**Stored records:**
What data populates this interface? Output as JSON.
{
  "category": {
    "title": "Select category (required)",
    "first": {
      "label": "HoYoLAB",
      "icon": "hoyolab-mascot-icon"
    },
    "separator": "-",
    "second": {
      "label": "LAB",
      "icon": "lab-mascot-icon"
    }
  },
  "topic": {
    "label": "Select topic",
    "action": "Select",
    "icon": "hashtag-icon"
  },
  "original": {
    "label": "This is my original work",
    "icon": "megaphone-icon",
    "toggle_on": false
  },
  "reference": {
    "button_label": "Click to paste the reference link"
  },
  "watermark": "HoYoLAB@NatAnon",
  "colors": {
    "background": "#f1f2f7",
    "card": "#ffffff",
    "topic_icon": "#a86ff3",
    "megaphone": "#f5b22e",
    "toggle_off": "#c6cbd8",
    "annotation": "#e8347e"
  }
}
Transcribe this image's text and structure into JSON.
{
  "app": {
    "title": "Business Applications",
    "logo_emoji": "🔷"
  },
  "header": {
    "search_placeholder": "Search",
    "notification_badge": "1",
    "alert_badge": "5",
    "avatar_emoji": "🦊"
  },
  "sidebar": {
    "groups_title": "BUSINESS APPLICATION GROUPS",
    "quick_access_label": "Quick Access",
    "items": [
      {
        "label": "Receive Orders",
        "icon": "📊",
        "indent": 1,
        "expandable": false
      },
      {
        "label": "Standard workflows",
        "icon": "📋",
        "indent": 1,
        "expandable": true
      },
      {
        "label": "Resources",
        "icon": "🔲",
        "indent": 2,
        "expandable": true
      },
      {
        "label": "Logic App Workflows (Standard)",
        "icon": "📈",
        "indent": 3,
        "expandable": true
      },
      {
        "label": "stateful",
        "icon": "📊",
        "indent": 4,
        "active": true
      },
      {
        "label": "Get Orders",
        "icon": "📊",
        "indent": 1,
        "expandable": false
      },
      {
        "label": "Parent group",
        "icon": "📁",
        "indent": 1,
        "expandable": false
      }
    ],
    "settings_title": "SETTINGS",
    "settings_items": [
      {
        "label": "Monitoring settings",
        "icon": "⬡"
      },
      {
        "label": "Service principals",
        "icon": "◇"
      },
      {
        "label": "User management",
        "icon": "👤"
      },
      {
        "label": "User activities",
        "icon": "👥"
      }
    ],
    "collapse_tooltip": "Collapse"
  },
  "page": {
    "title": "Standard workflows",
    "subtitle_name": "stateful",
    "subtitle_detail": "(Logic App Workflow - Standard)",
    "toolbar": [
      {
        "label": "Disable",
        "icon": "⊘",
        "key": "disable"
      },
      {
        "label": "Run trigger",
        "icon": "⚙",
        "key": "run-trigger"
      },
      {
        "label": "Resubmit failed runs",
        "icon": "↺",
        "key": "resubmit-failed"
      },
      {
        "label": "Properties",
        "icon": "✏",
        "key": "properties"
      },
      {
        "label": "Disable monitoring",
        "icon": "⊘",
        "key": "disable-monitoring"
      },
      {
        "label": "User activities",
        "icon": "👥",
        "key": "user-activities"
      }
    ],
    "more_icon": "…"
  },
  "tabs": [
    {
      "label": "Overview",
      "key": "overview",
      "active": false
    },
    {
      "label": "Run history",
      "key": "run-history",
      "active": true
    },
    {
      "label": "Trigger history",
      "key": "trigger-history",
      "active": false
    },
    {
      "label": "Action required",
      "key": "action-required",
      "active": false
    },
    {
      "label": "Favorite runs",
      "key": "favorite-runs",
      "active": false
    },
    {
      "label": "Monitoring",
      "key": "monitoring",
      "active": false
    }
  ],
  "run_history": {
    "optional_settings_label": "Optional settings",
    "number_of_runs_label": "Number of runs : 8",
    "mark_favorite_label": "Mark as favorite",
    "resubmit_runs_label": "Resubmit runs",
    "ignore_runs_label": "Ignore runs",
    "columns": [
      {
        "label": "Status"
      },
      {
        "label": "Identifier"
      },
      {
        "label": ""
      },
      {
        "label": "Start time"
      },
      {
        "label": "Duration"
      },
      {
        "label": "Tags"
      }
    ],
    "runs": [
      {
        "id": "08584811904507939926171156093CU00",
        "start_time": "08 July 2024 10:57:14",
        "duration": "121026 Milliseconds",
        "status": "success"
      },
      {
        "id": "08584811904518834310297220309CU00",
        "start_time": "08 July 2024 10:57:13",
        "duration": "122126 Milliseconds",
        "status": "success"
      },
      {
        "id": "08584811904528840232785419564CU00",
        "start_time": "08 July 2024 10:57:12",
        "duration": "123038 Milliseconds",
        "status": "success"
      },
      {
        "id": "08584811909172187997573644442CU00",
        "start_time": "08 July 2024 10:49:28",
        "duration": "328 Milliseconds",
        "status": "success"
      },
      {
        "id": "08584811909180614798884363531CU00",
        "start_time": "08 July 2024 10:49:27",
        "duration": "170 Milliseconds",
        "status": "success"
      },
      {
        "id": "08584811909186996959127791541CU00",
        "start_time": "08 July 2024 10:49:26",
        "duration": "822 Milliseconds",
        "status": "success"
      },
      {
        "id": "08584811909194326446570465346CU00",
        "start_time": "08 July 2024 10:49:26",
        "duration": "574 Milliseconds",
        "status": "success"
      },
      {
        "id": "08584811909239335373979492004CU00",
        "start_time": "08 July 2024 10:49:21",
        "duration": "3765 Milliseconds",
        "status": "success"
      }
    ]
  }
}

**WHAT TO DO:**
Write out every entry above, word for word.

**WRITTEN SOLUTION:**
What data populates this interface? Output as JSON.
{
  "category": {
    "title": "Select category (required)",
    "first": {
      "label": "HoYoLAB",
      "icon": "hoyolab-mascot-icon"
    },
    "separator": "-",
    "second": {
      "label": "LAB",
      "icon": "lab-mascot-icon"
    }
  },
  "topic": {
    "label": "Select topic",
    "action": "Select",
    "icon": "hashtag-icon"
  },
  "original": {
    "label": "This is my original work",
    "icon": "megaphone-icon",
    "toggle_on": false
  },
  "reference": {
    "button_label": "Click to paste the reference link"
  },
  "watermark": "HoYoLAB@NatAnon",
  "colors": {
    "background": "#f1f2f7",
    "card": "#ffffff",
    "topic_icon": "#a86ff3",
    "megaphone": "#f5b22e",
    "toggle_off": "#c6cbd8",
    "annotation": "#e8347e"
  }
}
Transcribe this image's text and structure into JSON.
{
  "app": {
    "title": "Business Applications",
    "logo_emoji": "🔷"
  },
  "header": {
    "search_placeholder": "Search",
    "notification_badge": "1",
    "alert_badge": "5",
    "avatar_emoji": "🦊"
  },
  "sidebar": {
    "groups_title": "BUSINESS APPLICATION GROUPS",
    "quick_access_label": "Quick Access",
    "items": [
      {
        "label": "Receive Orders",
        "icon": "📊",
        "indent": 1,
        "expandable": false
      },
      {
        "label": "Standard workflows",
        "icon": "📋",
        "indent": 1,
        "expandable": true
      },
      {
        "label": "Resources",
        "icon": "🔲",
        "indent": 2,
        "expandable": true
      },
      {
        "label": "Logic App Workflows (Standard)",
        "icon": "📈",
        "indent": 3,
        "expandable": true
      },
      {
        "label": "stateful",
        "icon": "📊",
        "indent": 4,
        "active": true
      },
      {
        "label": "Get Orders",
        "icon": "📊",
        "indent": 1,
        "expandable": false
      },
      {
        "label": "Parent group",
        "icon": "📁",
        "indent": 1,
        "expandable": false
      }
    ],
    "settings_title": "SETTINGS",
    "settings_items": [
      {
        "label": "Monitoring settings",
        "icon": "⬡"
      },
      {
        "label": "Service principals",
        "icon": "◇"
      },
      {
        "label": "User management",
        "icon": "👤"
      },
      {
        "label": "User activities",
        "icon": "👥"
      }
    ],
    "collapse_tooltip": "Collapse"
  },
  "page": {
    "title": "Standard workflows",
    "subtitle_name": "stateful",
    "subtitle_detail": "(Logic App Workflow - Standard)",
    "toolbar": [
      {
        "label": "Disable",
        "icon": "⊘",
        "key": "disable"
      },
      {
        "label": "Run trigger",
        "icon": "⚙",
        "key": "run-trigger"
      },
      {
        "label": "Resubmit failed runs",
        "icon": "↺",
        "key": "resubmit-failed"
      },
      {
        "label": "Properties",
        "icon": "✏",
        "key": "properties"
      },
      {
        "label": "Disable monitoring",
        "icon": "⊘",
        "key": "disable-monitoring"
      },
      {
        "label": "User activities",
        "icon": "👥",
        "key": "user-activities"
      }
    ],
    "more_icon": "…"
  },
  "tabs": [
    {
      "label": "Overview",
      "key": "overview",
      "active": false
    },
    {
      "label": "Run history",
      "key": "run-history",
      "active": true
    },
    {
      "label": "Trigger history",
      "key": "trigger-history",
      "active": false
    },
    {
      "label": "Action required",
      "key": "action-required",
      "active": false
    },
    {
      "label": "Favorite runs",
      "key": "favorite-runs",
      "active": false
    },
    {
      "label": "Monitoring",
      "key": "monitoring",
      "active": false
    }
  ],
  "run_history": {
    "optional_settings_label": "Optional settings",
    "number_of_runs_label": "Number of runs : 8",
    "mark_favorite_label": "Mark as favorite",
    "resubmit_runs_label": "Resubmit runs",
    "ignore_runs_label": "Ignore runs",
    "columns": [
      {
        "label": "Status"
      },
      {
        "label": "Identifier"
      },
      {
        "label": ""
      },
      {
        "label": "Start time"
      },
      {
        "label": "Duration"
      },
      {
        "label": "Tags"
      }
    ],
    "runs": [
      {
        "id": "08584811904507939926171156093CU00",
        "start_time": "08 July 2024 10:57:14",
        "duration": "121026 Milliseconds",
        "status": "success"
      },
      {
        "id": "08584811904518834310297220309CU00",
        "start_time": "08 July 2024 10:57:13",
        "duration": "122126 Milliseconds",
        "status": "success"
      },
      {
        "id": "08584811904528840232785419564CU00",
        "start_time": "08 July 2024 10:57:12",
        "duration": "123038 Milliseconds",
        "status": "success"
      },
      {
        "id": "08584811909172187997573644442CU00",
        "start_time": "08 July 2024 10:49:28",
        "duration": "328 Milliseconds",
        "status": "success"
      },
      {
        "id": "08584811909180614798884363531CU00",
        "start_time": "08 July 2024 10:49:27",
        "duration": "170 Milliseconds",
        "status": "success"
      },
      {
        "id": "08584811909186996959127791541CU00",
        "start_time": "08 July 2024 10:49:26",
        "duration": "822 Milliseconds",
        "status": "success"
      },
      {
        "id": "08584811909194326446570465346CU00",
        "start_time": "08 July 2024 10:49:26",
        "duration": "574 Milliseconds",
        "status": "success"
      },
      {
        "id": "08584811909239335373979492004CU00",
        "start_time": "08 July 2024 10:49:21",
        "duration": "3765 Milliseconds",
        "status": "success"
      }
    ]
  }
}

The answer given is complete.